**Dataset excerpts**
BEGIN
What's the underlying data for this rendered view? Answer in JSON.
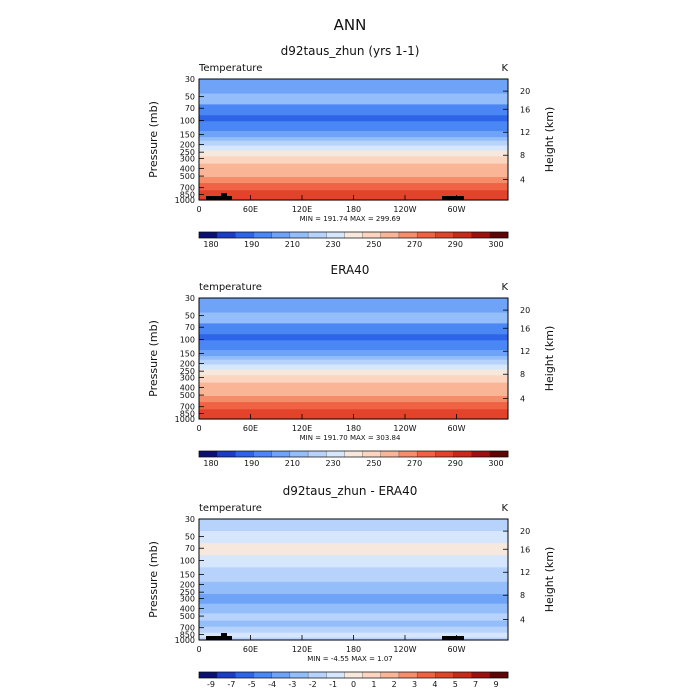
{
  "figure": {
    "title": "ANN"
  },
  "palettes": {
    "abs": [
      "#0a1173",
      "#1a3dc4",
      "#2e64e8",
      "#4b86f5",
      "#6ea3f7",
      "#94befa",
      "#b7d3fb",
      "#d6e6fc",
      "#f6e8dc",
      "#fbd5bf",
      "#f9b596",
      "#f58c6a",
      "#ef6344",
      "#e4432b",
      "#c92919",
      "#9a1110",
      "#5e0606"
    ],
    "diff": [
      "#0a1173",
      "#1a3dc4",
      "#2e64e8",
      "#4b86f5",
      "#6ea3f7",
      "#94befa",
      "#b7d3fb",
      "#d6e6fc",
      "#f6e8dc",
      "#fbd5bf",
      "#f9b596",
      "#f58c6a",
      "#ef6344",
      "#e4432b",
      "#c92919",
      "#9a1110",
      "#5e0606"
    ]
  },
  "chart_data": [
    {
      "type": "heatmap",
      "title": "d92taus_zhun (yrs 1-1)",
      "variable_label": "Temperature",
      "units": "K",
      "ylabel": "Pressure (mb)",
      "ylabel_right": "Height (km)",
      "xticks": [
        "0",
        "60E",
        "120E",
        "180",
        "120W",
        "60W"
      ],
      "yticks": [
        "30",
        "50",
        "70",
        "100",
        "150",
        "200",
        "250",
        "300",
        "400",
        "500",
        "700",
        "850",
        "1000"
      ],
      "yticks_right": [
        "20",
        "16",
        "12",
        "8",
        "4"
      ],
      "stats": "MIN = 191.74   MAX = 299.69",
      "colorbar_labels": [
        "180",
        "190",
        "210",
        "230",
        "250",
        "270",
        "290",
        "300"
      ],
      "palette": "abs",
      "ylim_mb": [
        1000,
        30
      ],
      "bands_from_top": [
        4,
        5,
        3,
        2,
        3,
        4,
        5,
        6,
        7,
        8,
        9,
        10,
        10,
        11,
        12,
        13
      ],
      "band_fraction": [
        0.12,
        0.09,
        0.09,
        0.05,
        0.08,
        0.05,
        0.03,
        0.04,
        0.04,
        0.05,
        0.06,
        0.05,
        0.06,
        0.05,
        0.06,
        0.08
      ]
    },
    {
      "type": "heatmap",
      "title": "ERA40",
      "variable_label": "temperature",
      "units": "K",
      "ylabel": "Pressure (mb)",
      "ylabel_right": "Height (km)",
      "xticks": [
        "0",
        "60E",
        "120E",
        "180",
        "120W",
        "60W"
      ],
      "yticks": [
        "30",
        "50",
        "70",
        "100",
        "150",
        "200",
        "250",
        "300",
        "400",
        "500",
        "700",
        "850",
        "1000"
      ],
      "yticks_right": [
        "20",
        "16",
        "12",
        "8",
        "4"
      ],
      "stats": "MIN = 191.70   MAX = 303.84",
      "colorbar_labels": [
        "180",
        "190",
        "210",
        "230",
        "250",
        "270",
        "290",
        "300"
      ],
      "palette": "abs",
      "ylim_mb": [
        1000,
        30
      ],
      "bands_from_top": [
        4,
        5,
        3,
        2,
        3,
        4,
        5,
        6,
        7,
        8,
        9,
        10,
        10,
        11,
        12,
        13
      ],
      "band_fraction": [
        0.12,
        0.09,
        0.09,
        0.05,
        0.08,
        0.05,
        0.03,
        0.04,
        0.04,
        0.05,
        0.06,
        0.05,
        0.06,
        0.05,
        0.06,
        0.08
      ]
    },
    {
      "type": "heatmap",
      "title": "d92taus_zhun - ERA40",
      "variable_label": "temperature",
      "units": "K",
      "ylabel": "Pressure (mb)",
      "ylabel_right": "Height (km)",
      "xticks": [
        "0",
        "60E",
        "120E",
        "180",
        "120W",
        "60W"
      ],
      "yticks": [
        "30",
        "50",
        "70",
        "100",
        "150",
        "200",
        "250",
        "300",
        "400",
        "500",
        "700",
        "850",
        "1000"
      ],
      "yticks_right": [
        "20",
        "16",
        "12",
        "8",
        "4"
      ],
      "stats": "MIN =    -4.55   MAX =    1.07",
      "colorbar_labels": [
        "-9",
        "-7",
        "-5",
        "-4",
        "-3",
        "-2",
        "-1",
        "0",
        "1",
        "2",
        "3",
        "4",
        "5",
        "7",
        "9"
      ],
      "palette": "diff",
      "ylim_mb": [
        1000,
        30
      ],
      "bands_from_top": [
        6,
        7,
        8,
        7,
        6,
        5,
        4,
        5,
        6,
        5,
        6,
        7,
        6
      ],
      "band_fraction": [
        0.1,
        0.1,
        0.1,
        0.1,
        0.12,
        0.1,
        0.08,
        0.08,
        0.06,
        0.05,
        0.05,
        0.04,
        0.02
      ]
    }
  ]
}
END
**What is required**
Give back every line exactly as it stands, pictures excluded.

**Reply to the task**
What's the underlying data for this rendered view? Answer in JSON.
{
  "figure": {
    "title": "ANN"
  },
  "palettes": {
    "abs": [
      "#0a1173",
      "#1a3dc4",
      "#2e64e8",
      "#4b86f5",
      "#6ea3f7",
      "#94befa",
      "#b7d3fb",
      "#d6e6fc",
      "#f6e8dc",
      "#fbd5bf",
      "#f9b596",
      "#f58c6a",
      "#ef6344",
      "#e4432b",
      "#c92919",
      "#9a1110",
      "#5e0606"
    ],
    "diff": [
      "#0a1173",
      "#1a3dc4",
      "#2e64e8",
      "#4b86f5",
      "#6ea3f7",
      "#94befa",
      "#b7d3fb",
      "#d6e6fc",
      "#f6e8dc",
      "#fbd5bf",
      "#f9b596",
      "#f58c6a",
      "#ef6344",
      "#e4432b",
      "#c92919",
      "#9a1110",
      "#5e0606"
    ]
  },
  "chart_data": [
    {
      "type": "heatmap",
      "title": "d92taus_zhun (yrs 1-1)",
      "variable_label": "Temperature",
      "units": "K",
      "ylabel": "Pressure (mb)",
      "ylabel_right": "Height (km)",
      "xticks": [
        "0",
        "60E",
        "120E",
        "180",
        "120W",
        "60W"
      ],
      "yticks": [
        "30",
        "50",
        "70",
        "100",
        "150",
        "200",
        "250",
        "300",
        "400",
        "500",
        "700",
        "850",
        "1000"
      ],
      "yticks_right": [
        "20",
        "16",
        "12",
        "8",
        "4"
      ],
      "stats": "MIN = 191.74   MAX = 299.69",
      "colorbar_labels": [
        "180",
        "190",
        "210",
        "230",
        "250",
        "270",
        "290",
        "300"
      ],
      "palette": "abs",
      "ylim_mb": [
        1000,
        30
      ],
      "bands_from_top": [
        4,
        5,
        3,
        2,
        3,
        4,
        5,
        6,
        7,
        8,
        9,
        10,
        10,
        11,
        12,
        13
      ],
      "band_fraction": [
        0.12,
        0.09,
        0.09,
        0.05,
        0.08,
        0.05,
        0.03,
        0.04,
        0.04,
        0.05,
        0.06,
        0.05,
        0.06,
        0.05,
        0.06,
        0.08
      ]
    },
    {
      "type": "heatmap",
      "title": "ERA40",
      "variable_label": "temperature",
      "units": "K",
      "ylabel": "Pressure (mb)",
      "ylabel_right": "Height (km)",
      "xticks": [
        "0",
        "60E",
        "120E",
        "180",
        "120W",
        "60W"
      ],
      "yticks": [
        "30",
        "50",
        "70",
        "100",
        "150",
        "200",
        "250",
        "300",
        "400",
        "500",
        "700",
        "850",
        "1000"
      ],
      "yticks_right": [
        "20",
        "16",
        "12",
        "8",
        "4"
      ],
      "stats": "MIN = 191.70   MAX = 303.84",
      "colorbar_labels": [
        "180",
        "190",
        "210",
        "230",
        "250",
        "270",
        "290",
        "300"
      ],
      "palette": "abs",
      "ylim_mb": [
        1000,
        30
      ],
      "bands_from_top": [
        4,
        5,
        3,
        2,
        3,
        4,
        5,
        6,
        7,
        8,
        9,
        10,
        10,
        11,
        12,
        13
      ],
      "band_fraction": [
        0.12,
        0.09,
        0.09,
        0.05,
        0.08,
        0.05,
        0.03,
        0.04,
        0.04,
        0.05,
        0.06,
        0.05,
        0.06,
        0.05,
        0.06,
        0.08
      ]
    },
    {
      "type": "heatmap",
      "title": "d92taus_zhun - ERA40",
      "variable_label": "temperature",
      "units": "K",
      "ylabel": "Pressure (mb)",
      "ylabel_right": "Height (km)",
      "xticks": [
        "0",
        "60E",
        "120E",
        "180",
        "120W",
        "60W"
      ],
      "yticks": [
        "30",
        "50",
        "70",
        "100",
        "150",
        "200",
        "250",
        "300",
        "400",
        "500",
        "700",
        "850",
        "1000"
      ],
      "yticks_right": [
        "20",
        "16",
        "12",
        "8",
        "4"
      ],
      "stats": "MIN =    -4.55   MAX =    1.07",
      "colorbar_labels": [
        "-9",
        "-7",
        "-5",
        "-4",
        "-3",
        "-2",
        "-1",
        "0",
        "1",
        "2",
        "3",
        "4",
        "5",
        "7",
        "9"
      ],
      "palette": "diff",
      "ylim_mb": [
        1000,
        30
      ],
      "bands_from_top": [
        6,
        7,
        8,
        7,
        6,
        5,
        4,
        5,
        6,
        5,
        6,
        7,
        6
      ],
      "band_fraction": [
        0.1,
        0.1,
        0.1,
        0.1,
        0.12,
        0.1,
        0.08,
        0.08,
        0.06,
        0.05,
        0.05,
        0.04,
        0.02
      ]
    }
  ]
}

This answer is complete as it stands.